[SET EXERCISE] Please list all lines of the material below in which the string "grid" occurs.

[ITEMS]
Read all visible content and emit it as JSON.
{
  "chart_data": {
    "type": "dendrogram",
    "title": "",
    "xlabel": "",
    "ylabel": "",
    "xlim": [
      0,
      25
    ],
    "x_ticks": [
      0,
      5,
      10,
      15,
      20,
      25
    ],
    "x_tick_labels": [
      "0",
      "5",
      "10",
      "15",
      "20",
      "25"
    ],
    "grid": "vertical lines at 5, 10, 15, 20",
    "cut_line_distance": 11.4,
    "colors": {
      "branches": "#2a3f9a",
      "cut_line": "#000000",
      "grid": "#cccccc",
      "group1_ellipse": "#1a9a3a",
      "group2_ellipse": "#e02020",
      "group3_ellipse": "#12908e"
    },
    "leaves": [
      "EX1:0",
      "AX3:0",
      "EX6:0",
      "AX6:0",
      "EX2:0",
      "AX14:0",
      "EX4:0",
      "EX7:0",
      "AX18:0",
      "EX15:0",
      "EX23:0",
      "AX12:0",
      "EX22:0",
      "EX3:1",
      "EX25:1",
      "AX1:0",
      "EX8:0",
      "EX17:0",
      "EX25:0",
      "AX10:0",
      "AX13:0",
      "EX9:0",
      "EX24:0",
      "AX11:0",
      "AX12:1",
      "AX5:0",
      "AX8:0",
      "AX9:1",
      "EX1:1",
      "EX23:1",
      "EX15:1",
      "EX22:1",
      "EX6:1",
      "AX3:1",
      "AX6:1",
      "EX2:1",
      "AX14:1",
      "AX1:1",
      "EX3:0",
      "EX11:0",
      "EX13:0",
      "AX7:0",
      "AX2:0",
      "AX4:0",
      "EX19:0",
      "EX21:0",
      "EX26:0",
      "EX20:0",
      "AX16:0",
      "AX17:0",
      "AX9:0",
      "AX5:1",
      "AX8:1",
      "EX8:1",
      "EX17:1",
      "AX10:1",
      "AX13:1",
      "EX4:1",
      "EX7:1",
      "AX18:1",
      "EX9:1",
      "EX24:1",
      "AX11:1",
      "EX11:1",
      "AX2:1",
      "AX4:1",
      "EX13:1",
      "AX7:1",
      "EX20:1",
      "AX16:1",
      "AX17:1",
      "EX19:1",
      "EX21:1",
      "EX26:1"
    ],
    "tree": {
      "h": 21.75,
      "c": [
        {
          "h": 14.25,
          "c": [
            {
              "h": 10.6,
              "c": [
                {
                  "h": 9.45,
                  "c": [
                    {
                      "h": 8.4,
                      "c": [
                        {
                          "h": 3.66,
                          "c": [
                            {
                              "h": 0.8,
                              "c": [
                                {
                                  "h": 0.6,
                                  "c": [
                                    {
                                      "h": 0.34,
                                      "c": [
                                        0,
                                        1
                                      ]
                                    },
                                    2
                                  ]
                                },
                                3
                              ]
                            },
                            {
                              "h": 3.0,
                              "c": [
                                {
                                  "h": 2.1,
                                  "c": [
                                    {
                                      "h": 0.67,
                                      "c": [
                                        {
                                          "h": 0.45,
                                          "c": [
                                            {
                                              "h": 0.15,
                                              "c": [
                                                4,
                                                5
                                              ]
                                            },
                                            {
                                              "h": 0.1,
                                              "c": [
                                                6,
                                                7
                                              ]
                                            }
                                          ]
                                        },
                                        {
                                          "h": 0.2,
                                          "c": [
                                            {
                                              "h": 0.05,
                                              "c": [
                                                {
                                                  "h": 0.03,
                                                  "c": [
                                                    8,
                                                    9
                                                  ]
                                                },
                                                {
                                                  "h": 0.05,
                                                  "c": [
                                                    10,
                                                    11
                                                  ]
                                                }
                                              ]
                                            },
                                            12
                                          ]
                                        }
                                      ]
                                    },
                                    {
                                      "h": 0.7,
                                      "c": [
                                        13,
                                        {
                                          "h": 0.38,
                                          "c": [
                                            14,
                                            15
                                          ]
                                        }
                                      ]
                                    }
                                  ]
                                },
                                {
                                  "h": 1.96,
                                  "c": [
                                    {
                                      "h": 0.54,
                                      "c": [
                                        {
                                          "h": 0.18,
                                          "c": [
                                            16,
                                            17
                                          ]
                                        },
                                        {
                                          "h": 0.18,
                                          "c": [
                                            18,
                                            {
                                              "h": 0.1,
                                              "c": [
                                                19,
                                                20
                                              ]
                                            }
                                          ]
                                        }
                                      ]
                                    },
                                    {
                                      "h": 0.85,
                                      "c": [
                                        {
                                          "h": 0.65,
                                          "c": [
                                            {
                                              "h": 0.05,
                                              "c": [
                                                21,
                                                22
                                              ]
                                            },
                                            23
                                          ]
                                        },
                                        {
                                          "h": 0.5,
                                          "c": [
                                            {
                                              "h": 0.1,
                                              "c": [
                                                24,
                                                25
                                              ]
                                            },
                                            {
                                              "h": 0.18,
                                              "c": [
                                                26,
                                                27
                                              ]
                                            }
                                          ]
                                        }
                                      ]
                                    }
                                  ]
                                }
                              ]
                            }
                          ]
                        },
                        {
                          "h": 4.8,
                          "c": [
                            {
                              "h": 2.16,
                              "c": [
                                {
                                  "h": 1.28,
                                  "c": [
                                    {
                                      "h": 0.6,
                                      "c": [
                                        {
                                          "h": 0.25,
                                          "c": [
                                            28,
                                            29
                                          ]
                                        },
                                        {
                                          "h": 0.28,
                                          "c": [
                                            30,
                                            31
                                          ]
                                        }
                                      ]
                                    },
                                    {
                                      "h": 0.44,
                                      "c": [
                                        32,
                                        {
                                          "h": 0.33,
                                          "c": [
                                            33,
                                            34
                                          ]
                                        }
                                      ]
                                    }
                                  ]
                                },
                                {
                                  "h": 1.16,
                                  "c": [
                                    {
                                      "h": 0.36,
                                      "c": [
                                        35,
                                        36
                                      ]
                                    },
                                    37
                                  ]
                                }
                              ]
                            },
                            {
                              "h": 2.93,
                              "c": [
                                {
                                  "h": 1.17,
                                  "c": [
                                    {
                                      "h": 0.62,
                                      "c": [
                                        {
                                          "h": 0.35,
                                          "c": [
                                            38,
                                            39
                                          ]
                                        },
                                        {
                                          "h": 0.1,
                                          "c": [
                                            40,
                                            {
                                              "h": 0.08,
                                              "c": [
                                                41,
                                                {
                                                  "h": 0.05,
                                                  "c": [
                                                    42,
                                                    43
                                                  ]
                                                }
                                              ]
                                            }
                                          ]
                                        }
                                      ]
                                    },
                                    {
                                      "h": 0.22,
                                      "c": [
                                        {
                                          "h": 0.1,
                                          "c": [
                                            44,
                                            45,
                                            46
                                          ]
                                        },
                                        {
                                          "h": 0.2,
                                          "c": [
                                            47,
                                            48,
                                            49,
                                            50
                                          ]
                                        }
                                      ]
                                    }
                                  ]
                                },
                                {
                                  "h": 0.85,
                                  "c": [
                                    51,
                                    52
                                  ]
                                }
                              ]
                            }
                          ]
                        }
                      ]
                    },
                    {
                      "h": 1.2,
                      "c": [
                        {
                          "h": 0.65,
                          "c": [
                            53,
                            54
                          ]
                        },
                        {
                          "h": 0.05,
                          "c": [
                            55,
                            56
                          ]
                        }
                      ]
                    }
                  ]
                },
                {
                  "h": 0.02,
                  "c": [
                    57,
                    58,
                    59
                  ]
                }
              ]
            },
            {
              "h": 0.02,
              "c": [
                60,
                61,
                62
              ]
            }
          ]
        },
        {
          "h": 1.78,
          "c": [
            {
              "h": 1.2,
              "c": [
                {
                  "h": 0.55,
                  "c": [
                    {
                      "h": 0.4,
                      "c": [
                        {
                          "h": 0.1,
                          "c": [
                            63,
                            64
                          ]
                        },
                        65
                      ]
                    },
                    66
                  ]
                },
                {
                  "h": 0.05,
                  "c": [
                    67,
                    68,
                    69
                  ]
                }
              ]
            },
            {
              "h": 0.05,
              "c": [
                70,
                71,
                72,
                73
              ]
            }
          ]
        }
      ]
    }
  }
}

[THE OUTPUT]
    "grid": "vertical lines at 5, 10, 15, 20",
      "grid": "#cccccc",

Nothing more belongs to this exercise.